(The data):
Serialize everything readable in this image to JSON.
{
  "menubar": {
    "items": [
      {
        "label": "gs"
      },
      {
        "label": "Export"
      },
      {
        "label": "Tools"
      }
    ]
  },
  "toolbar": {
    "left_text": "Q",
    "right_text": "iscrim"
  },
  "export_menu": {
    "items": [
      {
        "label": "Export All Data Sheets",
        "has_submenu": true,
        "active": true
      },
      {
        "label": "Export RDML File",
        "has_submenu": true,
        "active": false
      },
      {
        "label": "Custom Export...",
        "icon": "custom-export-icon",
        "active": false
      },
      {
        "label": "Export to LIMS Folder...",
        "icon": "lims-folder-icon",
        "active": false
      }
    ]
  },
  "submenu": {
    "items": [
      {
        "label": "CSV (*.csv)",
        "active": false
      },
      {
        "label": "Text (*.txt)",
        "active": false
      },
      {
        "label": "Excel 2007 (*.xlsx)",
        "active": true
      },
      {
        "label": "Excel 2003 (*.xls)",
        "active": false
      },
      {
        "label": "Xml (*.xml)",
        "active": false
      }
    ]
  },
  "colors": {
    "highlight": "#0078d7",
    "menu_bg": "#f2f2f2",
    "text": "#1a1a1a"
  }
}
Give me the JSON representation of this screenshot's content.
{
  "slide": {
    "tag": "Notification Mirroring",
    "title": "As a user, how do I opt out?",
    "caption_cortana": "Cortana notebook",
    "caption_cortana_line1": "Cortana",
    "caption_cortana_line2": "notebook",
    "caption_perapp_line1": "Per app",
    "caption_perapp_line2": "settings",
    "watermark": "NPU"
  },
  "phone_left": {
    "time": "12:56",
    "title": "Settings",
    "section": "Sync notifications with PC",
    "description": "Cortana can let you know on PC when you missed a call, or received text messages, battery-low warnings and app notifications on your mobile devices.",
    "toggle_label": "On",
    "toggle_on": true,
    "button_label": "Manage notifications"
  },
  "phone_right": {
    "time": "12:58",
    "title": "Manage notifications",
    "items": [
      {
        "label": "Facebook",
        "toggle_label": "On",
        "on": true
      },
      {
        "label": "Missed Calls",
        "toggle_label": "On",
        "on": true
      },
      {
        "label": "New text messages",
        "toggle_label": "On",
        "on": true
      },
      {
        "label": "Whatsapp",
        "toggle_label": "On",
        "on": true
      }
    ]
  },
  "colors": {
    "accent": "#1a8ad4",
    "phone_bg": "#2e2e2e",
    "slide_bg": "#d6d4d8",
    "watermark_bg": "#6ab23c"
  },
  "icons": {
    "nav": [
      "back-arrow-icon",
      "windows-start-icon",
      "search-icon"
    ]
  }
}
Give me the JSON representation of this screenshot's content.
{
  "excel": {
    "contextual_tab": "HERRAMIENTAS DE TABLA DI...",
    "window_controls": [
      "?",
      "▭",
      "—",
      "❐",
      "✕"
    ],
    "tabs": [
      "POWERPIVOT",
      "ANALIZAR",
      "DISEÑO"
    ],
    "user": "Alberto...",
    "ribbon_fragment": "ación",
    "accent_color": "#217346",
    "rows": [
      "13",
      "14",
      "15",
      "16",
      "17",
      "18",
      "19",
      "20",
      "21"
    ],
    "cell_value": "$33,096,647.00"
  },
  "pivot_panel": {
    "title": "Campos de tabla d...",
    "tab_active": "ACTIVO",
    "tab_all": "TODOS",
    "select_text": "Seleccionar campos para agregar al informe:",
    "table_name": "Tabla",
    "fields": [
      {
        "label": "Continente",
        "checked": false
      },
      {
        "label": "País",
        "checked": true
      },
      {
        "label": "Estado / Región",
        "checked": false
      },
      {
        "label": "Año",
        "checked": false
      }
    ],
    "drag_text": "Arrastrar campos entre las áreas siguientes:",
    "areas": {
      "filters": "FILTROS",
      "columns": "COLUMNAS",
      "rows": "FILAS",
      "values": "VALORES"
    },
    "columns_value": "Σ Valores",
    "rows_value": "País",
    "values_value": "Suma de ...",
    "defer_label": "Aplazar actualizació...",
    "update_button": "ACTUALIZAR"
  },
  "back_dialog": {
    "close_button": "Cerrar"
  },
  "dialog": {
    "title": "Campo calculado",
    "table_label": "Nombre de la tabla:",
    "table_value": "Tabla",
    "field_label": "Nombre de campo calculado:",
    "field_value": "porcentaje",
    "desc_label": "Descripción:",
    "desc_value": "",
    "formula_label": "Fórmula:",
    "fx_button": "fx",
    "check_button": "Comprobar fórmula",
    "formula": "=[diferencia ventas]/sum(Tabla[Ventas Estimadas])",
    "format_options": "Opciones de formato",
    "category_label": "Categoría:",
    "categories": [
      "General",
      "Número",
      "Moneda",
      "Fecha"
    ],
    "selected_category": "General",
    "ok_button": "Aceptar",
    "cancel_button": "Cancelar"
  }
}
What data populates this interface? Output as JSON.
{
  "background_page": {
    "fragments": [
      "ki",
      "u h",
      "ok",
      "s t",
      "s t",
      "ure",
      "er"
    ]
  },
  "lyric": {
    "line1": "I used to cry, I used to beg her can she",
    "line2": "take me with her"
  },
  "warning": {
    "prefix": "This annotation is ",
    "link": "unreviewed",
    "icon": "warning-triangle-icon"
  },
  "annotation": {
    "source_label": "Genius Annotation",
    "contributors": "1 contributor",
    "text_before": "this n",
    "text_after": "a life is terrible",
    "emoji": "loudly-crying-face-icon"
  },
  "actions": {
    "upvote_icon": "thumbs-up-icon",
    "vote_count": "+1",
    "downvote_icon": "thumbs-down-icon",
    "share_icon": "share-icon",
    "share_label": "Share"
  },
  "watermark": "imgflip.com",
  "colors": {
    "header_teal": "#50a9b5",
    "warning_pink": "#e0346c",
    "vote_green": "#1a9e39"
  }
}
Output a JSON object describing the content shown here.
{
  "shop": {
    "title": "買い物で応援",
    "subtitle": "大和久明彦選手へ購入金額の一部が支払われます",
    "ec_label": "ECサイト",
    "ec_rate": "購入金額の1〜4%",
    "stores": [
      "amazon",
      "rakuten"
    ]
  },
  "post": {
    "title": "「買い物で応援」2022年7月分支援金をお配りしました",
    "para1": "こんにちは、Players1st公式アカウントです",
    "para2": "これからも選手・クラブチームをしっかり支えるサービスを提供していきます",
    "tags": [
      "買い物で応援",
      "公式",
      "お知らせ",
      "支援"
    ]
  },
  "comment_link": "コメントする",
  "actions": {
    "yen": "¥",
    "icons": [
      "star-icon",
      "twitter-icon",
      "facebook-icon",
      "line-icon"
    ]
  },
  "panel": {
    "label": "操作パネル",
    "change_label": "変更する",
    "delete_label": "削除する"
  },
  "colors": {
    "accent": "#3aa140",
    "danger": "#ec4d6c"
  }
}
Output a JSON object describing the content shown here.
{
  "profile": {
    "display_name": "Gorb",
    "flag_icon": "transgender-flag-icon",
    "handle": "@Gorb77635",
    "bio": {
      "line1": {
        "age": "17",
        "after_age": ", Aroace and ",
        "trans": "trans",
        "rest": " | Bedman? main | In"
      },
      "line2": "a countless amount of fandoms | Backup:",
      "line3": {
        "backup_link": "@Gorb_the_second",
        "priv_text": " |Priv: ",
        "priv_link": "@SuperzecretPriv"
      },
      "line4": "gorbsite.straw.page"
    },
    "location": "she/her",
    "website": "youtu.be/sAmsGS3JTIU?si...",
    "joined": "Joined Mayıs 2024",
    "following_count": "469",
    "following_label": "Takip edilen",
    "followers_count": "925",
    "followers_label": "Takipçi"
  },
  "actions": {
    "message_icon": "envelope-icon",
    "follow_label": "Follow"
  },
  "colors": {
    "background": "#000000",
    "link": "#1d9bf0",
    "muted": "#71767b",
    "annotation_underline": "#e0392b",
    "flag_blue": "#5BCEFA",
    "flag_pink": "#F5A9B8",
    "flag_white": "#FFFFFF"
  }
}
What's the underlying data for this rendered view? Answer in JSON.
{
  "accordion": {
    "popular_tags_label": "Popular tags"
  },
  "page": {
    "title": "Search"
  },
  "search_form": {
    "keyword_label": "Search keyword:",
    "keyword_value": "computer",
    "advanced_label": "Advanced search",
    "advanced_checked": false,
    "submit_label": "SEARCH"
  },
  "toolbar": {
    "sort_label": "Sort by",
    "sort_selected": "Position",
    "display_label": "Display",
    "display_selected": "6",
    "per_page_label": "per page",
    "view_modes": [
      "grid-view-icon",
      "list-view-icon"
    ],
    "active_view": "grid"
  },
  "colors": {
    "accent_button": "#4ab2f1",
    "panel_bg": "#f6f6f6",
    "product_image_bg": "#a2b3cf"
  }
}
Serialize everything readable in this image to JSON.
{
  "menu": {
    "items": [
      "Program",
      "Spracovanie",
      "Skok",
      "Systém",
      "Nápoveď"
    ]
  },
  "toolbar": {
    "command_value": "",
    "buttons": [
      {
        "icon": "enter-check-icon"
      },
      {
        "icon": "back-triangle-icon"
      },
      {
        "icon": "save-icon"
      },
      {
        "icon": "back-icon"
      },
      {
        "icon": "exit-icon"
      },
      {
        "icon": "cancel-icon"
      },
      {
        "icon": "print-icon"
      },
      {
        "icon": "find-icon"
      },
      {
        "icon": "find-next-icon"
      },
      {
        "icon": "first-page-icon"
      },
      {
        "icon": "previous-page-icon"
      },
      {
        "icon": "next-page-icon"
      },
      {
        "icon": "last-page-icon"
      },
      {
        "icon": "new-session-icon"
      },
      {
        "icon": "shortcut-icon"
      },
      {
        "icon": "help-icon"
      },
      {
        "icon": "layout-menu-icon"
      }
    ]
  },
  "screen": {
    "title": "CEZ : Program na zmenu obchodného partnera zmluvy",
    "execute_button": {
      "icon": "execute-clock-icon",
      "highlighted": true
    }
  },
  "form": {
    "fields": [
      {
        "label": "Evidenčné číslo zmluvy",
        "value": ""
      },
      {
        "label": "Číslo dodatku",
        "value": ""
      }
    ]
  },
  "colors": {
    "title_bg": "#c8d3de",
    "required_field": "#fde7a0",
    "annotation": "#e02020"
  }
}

(Written instruction):
Reply with the number of lines in the material above that contain "next", and nothing more.

(Correct result):
2